# Data items:
** start **
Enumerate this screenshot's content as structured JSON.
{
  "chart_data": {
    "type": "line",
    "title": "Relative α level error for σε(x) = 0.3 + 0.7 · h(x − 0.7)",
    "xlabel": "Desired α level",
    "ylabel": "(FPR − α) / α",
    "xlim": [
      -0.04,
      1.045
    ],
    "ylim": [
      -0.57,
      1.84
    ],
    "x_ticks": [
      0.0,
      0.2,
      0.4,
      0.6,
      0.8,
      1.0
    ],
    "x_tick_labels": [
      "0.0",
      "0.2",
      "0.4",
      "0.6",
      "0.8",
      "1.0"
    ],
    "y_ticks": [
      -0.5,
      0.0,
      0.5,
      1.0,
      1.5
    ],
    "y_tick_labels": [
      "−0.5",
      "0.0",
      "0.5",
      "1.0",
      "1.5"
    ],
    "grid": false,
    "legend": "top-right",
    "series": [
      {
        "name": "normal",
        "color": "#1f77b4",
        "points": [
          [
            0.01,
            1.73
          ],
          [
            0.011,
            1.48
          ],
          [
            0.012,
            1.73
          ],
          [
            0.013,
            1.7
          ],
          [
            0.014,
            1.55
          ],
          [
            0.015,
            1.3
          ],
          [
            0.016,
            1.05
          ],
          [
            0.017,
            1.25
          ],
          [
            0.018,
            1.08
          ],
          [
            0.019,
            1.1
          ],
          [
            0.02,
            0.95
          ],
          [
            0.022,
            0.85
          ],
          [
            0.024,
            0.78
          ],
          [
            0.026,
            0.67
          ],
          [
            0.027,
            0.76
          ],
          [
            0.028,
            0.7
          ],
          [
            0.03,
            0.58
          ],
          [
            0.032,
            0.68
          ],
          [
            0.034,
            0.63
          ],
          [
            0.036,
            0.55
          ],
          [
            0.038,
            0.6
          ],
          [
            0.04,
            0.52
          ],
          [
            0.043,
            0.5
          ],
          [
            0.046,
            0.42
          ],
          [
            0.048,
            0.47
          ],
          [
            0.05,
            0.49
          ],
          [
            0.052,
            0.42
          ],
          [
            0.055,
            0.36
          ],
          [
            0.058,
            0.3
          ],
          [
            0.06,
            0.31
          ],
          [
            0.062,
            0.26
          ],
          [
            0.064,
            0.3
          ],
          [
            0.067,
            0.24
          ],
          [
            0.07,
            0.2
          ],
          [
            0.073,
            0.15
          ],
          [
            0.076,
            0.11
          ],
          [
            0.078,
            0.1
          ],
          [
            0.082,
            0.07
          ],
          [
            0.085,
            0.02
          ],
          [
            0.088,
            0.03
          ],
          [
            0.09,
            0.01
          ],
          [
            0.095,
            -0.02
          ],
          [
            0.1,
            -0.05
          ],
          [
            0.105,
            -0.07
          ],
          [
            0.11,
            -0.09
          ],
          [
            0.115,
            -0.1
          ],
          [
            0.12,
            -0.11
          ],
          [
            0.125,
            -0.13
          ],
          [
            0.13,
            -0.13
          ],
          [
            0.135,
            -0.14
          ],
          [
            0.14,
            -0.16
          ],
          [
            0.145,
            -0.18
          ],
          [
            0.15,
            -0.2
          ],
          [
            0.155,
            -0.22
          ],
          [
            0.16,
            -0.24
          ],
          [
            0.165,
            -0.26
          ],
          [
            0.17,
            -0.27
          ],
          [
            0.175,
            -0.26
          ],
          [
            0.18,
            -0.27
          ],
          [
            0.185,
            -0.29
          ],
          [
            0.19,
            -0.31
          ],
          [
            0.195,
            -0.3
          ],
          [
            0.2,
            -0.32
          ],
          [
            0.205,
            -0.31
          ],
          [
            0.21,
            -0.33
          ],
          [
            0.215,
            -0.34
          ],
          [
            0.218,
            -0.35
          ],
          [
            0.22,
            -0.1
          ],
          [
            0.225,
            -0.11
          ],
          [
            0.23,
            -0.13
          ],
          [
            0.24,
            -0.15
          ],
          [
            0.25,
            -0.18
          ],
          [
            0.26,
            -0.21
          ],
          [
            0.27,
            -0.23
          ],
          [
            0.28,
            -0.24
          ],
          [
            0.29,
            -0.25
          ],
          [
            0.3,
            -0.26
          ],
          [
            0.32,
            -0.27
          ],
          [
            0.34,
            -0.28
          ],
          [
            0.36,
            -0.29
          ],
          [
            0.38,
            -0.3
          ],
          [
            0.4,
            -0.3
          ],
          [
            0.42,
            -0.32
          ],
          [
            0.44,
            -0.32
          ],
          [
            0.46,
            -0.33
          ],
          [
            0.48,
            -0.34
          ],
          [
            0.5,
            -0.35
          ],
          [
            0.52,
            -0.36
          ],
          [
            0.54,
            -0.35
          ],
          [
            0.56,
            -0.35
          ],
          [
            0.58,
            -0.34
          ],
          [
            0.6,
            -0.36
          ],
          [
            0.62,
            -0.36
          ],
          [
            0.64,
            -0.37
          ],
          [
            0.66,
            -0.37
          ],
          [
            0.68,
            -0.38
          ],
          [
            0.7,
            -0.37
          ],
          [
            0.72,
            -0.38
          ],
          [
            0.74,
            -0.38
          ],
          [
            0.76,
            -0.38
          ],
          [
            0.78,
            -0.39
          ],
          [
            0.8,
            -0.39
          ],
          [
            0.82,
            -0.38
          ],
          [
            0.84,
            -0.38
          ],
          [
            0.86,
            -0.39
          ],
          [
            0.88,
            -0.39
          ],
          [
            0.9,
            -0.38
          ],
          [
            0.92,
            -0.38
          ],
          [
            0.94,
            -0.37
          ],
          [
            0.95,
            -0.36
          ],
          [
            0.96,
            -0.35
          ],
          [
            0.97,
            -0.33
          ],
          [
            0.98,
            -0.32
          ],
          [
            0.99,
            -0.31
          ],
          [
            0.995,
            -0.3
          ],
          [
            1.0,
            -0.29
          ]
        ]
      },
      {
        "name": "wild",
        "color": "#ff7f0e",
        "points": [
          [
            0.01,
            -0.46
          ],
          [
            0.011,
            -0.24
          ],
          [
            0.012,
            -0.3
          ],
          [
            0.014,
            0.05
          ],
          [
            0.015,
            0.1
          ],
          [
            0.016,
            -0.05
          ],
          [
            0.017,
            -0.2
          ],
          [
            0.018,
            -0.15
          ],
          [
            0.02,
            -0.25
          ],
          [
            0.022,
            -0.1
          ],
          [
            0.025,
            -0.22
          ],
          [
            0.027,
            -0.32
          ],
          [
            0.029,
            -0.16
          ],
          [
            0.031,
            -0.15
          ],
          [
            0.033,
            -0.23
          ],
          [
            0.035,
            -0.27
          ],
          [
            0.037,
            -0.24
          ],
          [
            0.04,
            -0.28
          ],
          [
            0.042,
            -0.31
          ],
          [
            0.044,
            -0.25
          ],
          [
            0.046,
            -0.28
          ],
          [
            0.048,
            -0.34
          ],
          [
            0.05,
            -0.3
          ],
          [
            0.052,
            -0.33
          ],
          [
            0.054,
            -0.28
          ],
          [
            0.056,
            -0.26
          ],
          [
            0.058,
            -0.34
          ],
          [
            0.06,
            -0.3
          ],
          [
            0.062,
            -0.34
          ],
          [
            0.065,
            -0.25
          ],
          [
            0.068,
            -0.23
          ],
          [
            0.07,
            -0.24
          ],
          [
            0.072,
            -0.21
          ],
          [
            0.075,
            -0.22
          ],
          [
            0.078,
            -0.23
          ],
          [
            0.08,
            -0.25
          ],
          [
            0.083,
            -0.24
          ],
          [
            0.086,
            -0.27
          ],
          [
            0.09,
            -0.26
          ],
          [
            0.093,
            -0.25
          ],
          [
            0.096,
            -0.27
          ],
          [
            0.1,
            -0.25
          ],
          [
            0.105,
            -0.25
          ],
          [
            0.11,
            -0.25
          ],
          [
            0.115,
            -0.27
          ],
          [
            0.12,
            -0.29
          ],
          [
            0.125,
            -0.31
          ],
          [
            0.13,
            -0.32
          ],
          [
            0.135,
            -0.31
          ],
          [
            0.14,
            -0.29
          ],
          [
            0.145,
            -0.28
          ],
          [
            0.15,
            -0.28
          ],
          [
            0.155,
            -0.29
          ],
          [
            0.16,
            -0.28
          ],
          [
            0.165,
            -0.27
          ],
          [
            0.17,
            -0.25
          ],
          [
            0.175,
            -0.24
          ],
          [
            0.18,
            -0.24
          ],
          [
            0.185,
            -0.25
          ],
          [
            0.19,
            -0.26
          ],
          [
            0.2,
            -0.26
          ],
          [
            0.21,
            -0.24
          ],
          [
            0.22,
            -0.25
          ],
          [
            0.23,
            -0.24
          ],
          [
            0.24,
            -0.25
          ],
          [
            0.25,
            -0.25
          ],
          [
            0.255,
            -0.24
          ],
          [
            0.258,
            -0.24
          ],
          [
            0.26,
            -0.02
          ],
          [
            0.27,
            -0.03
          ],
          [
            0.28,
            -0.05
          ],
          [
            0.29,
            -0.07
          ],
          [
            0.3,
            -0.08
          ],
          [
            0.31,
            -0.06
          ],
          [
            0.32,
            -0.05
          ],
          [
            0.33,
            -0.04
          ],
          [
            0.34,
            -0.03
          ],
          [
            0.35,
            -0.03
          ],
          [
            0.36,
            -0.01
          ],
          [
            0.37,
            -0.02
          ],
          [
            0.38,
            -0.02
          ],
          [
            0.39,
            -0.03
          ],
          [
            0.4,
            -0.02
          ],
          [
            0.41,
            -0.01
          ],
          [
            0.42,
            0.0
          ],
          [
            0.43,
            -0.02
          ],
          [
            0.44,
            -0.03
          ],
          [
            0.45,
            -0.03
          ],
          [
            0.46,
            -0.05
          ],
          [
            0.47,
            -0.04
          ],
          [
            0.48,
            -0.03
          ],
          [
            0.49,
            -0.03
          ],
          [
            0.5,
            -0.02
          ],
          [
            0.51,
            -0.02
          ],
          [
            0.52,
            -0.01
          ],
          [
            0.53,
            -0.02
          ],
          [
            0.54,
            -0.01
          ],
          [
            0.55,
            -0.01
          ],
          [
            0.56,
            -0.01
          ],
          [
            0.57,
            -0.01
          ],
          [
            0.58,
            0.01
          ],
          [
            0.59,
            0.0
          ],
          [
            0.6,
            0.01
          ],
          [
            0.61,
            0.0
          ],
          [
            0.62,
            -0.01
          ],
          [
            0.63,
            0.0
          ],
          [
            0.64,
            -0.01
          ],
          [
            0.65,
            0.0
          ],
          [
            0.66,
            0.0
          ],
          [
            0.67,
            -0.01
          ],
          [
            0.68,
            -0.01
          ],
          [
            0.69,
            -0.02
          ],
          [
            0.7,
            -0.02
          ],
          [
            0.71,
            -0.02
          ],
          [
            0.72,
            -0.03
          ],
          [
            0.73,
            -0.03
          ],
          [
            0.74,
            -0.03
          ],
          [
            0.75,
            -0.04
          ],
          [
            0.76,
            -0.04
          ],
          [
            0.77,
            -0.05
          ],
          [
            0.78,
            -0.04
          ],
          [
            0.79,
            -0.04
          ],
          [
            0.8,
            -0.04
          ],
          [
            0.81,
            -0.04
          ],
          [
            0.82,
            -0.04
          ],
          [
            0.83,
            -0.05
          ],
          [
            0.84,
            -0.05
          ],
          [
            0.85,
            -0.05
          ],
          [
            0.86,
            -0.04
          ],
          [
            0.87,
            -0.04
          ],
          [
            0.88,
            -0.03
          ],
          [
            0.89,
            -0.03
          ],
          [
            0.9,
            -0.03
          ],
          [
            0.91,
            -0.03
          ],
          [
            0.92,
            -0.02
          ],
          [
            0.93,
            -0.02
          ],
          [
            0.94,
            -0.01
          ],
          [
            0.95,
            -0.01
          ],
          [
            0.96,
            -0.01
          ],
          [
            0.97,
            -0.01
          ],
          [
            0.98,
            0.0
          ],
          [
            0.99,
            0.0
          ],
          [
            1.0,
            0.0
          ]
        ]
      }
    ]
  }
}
** end **
# Your task:
Across the entries, how many lines hold the word "level"? Say only the number.

# Response to this task:
2